WRITTEN TASK ▸ Provide nothing but the number of lines containing the string "color".

[Excerpts from a figure dataset]

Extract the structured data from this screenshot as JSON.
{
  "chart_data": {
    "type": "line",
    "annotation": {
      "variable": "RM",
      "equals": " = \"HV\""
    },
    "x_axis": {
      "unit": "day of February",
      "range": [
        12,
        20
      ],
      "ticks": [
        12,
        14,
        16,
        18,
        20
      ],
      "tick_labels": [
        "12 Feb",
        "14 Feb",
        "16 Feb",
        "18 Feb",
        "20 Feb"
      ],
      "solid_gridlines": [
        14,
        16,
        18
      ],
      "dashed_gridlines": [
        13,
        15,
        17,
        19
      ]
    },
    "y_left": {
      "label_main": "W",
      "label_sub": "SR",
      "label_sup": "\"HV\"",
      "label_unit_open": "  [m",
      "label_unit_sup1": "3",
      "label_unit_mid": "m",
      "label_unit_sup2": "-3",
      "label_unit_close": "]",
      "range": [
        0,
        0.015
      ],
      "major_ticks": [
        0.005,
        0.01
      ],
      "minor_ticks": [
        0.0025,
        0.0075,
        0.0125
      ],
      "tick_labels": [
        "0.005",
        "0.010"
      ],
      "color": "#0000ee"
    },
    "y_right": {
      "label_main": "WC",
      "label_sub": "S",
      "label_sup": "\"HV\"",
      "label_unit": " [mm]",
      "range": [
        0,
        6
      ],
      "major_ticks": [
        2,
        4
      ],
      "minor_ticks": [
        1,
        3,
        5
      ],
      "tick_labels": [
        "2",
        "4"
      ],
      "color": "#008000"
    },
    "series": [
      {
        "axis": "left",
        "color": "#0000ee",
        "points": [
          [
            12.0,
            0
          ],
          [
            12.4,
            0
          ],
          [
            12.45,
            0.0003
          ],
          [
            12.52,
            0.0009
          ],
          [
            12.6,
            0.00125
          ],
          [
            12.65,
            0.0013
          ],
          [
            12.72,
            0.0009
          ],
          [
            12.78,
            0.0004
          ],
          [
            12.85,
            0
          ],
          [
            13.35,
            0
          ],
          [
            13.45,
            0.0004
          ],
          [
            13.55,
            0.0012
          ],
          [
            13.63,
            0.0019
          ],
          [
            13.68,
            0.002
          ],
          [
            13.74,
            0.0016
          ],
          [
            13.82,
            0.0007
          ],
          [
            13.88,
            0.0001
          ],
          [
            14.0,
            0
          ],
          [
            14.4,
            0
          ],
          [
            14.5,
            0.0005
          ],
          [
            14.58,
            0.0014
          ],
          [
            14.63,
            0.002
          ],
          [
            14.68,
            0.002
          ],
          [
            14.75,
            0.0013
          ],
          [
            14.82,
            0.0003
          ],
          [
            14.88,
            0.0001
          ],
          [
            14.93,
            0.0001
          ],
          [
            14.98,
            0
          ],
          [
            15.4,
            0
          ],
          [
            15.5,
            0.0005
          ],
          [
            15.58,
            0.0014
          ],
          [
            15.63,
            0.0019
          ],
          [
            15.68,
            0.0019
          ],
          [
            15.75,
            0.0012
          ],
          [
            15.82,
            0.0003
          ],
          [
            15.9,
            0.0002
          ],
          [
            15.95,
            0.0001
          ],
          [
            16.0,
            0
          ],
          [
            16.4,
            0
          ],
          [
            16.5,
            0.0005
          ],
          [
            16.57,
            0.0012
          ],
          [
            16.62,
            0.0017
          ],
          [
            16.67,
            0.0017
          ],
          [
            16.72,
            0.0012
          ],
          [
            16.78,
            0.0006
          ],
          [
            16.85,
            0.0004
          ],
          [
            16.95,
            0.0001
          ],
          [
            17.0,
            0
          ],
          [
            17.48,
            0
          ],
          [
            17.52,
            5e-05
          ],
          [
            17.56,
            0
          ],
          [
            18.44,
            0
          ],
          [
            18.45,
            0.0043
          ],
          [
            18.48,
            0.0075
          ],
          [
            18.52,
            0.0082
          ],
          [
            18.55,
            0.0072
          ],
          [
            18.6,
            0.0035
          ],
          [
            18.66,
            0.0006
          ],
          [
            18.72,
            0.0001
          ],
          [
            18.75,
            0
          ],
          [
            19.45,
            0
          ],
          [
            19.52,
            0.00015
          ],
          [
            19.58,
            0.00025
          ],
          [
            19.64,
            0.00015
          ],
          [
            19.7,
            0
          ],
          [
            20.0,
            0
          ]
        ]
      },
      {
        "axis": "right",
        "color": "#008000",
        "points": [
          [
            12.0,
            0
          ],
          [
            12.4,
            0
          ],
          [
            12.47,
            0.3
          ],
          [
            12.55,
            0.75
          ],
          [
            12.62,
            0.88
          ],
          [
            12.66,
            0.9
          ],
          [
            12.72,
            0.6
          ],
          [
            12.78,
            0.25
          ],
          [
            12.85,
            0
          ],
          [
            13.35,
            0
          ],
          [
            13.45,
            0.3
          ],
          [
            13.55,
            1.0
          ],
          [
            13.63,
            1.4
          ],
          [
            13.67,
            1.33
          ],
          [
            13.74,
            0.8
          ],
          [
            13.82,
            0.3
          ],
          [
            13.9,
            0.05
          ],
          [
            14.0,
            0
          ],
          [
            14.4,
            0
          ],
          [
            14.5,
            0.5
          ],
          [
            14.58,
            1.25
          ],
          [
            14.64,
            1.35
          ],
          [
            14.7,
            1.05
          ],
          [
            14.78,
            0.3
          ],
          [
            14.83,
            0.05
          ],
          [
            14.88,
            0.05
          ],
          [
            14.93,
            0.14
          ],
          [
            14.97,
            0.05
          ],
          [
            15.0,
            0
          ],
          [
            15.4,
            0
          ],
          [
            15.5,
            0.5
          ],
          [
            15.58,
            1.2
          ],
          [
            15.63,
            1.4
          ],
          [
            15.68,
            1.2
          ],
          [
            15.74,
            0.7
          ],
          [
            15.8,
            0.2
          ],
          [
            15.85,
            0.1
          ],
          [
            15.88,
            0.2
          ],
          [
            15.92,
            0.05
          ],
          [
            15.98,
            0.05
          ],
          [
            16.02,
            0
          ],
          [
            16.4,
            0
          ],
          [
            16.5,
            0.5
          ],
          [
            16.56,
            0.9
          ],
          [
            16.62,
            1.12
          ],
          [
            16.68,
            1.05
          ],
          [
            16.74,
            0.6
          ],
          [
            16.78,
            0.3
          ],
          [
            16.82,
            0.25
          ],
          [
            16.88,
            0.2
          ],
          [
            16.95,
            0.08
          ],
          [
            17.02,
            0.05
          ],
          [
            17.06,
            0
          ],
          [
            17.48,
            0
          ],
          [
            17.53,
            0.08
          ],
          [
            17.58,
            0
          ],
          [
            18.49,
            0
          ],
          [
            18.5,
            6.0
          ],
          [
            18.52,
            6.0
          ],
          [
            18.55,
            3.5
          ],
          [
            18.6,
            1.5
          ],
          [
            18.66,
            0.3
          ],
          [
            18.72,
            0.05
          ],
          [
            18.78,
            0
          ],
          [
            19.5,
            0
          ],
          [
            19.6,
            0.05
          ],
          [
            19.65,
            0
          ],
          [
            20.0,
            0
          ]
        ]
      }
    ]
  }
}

FULL ANSWER ▸ 4